• AIM OF THE TASK
Each line that holds the word "母亲节了" counts once. Give the total number of such lines and nothing else.

Records from a data source

++++++++++++++++++++

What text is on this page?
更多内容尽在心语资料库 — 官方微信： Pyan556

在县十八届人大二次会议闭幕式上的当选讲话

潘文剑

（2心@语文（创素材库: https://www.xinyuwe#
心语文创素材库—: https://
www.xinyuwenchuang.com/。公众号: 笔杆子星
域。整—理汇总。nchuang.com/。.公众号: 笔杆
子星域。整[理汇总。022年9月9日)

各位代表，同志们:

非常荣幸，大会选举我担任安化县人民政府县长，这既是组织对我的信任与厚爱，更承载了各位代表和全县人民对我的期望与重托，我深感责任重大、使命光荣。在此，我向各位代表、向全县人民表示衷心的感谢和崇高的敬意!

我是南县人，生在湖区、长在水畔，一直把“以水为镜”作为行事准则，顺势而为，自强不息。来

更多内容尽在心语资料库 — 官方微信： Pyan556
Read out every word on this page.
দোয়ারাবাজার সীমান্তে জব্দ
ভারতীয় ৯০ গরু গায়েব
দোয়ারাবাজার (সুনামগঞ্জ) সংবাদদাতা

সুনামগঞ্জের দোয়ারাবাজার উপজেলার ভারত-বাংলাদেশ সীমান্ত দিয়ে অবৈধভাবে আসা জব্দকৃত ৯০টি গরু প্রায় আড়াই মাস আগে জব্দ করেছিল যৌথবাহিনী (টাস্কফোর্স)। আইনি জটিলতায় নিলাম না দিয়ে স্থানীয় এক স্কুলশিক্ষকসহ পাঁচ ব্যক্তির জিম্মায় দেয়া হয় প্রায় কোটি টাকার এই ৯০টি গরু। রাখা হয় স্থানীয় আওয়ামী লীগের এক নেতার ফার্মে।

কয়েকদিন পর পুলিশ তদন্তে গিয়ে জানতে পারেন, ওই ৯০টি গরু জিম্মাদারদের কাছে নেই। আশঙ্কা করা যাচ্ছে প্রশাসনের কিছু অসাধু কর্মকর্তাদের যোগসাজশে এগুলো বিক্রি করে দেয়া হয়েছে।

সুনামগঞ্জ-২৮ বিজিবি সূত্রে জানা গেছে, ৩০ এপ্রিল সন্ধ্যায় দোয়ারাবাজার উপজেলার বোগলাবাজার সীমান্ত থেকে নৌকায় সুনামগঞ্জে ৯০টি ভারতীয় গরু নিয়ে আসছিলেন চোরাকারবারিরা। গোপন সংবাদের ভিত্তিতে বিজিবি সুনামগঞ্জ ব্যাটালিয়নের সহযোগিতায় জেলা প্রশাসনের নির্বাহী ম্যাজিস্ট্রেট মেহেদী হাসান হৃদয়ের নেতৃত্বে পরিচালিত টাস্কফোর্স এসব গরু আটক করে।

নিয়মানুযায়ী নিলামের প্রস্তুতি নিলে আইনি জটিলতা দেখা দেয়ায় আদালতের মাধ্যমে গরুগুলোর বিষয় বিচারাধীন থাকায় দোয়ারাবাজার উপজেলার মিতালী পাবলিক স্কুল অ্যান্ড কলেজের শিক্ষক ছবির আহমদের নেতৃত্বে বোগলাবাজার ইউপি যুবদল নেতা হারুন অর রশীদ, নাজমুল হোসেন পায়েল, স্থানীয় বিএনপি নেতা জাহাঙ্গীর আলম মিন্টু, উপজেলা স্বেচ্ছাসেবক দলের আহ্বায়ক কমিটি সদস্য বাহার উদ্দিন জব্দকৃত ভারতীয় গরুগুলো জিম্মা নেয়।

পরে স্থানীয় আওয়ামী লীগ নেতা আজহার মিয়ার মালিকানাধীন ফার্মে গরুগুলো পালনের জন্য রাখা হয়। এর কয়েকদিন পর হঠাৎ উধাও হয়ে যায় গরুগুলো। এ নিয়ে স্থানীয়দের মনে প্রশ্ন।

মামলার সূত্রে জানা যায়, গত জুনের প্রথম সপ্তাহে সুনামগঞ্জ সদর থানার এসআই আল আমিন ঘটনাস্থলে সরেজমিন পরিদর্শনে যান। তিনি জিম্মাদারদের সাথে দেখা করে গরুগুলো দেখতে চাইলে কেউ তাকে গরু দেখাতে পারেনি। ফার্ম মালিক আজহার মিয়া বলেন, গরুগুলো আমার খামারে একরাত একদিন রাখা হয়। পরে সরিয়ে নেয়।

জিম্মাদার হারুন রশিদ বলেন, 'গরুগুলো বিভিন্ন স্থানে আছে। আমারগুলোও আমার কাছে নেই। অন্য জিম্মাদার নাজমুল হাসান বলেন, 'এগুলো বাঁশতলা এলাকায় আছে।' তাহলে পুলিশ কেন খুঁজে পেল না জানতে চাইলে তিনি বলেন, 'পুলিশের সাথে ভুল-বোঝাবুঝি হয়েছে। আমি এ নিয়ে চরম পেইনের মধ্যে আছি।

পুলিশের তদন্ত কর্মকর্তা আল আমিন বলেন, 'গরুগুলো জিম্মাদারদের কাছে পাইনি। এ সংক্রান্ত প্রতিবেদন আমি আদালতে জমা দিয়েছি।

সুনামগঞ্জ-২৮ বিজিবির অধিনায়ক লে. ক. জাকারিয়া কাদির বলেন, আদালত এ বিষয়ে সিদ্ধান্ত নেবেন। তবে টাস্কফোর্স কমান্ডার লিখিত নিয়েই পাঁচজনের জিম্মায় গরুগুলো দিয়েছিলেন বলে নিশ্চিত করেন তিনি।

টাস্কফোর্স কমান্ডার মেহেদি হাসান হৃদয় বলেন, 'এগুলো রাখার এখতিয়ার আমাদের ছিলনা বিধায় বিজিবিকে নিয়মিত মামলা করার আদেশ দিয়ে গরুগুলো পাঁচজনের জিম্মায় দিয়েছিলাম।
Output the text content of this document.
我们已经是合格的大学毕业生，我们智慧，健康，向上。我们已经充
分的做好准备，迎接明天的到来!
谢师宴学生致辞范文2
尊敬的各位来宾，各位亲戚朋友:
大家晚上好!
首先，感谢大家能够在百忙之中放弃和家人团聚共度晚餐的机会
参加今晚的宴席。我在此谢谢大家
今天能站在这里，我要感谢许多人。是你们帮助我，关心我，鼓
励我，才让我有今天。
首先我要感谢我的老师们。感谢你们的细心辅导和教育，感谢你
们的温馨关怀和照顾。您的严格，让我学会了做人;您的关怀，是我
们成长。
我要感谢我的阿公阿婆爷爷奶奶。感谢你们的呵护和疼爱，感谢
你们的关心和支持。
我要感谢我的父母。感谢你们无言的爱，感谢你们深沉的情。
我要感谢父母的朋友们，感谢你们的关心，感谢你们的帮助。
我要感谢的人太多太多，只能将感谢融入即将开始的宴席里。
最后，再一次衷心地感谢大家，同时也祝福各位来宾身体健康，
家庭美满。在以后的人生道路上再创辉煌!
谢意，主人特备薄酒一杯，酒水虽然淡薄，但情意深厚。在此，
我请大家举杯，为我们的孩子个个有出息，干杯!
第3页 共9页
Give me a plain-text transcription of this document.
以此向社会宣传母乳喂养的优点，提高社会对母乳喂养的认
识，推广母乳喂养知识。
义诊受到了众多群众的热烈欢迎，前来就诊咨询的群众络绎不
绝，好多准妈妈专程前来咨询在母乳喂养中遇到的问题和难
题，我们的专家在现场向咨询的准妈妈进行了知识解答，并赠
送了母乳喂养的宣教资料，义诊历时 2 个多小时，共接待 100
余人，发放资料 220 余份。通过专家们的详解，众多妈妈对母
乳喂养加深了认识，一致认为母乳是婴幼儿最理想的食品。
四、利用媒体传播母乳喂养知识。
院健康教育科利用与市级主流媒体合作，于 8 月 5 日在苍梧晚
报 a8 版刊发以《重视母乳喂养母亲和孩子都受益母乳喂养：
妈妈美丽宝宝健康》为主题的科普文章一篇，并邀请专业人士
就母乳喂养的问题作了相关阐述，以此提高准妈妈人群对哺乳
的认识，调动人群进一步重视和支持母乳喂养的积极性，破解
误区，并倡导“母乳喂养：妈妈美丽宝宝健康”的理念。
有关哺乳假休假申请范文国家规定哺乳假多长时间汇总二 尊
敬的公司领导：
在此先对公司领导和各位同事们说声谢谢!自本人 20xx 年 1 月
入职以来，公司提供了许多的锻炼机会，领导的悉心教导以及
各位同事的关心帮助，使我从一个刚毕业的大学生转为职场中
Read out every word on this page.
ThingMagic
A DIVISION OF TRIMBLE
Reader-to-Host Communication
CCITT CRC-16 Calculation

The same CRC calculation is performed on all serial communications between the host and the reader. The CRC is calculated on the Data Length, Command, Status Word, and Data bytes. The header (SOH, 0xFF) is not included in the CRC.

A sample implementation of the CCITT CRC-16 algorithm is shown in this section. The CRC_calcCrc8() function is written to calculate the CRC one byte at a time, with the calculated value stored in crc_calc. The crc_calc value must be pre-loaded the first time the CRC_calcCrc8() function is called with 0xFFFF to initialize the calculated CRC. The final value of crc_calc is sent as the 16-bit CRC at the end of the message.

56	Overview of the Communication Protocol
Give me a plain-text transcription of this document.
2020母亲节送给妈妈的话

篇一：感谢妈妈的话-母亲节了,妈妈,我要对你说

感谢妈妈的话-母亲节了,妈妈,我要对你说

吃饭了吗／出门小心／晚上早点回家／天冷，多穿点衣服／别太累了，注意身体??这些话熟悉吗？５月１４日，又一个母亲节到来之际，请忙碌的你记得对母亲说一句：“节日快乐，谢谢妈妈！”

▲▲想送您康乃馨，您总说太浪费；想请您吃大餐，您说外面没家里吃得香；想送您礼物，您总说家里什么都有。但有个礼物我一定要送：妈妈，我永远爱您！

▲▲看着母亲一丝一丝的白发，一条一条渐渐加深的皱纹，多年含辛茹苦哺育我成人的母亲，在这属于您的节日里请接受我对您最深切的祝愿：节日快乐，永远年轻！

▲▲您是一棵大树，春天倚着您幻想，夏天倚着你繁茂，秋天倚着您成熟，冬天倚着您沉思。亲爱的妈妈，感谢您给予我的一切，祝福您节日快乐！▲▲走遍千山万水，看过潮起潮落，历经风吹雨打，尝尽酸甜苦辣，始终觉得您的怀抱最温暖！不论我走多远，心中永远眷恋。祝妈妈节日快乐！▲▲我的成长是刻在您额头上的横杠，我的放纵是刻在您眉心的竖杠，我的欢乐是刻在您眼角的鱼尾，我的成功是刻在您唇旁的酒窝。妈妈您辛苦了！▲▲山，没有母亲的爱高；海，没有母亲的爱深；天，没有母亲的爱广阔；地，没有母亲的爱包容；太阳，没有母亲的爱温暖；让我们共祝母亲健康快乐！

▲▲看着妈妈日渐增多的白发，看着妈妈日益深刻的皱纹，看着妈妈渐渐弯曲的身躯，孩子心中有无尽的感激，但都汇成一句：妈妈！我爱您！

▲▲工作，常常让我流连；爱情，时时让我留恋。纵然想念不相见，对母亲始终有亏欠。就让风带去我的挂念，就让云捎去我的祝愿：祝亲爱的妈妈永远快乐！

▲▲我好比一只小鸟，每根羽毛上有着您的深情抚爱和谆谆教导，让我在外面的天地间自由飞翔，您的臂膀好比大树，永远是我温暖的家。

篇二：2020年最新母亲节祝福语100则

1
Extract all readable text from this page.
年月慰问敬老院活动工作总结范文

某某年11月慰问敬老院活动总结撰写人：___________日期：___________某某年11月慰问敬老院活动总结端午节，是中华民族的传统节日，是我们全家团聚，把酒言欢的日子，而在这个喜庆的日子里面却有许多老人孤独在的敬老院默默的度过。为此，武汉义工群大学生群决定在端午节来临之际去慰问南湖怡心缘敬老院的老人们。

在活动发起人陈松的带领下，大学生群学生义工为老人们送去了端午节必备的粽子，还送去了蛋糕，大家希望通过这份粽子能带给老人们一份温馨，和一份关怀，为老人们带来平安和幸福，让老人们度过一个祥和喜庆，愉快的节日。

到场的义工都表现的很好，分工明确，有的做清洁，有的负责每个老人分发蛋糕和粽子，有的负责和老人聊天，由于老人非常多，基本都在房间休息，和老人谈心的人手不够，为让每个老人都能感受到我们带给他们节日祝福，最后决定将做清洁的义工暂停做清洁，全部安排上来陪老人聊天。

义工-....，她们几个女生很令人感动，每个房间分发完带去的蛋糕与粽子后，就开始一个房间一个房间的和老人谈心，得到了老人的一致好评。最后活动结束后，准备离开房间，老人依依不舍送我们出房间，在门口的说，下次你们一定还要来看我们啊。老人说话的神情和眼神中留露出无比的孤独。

++++++++++++++++++++

• EXERCISE OUTPUT
2